— Start of Material supplied —

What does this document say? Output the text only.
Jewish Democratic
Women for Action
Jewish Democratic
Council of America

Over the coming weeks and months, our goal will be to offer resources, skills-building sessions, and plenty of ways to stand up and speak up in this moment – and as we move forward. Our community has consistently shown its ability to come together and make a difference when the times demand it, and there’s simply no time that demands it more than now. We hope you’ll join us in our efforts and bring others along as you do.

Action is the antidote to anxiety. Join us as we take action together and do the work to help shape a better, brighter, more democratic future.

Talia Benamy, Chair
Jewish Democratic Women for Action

— End of Material supplied —

What the task asks: Copy out the lines that hold "this".

Reply to the exercise:
What does this document say? Output the text only.
Over the coming weeks and months, our goal will be to offer resources, skills-building sessions, and plenty of ways to stand up and speak up in this moment – and as we move forward. Our community has consistently shown its ability to come together and make a difference when the times demand it, and there’s simply no time that demands it more than now. We hope you’ll join us in our efforts and bring others along as you do.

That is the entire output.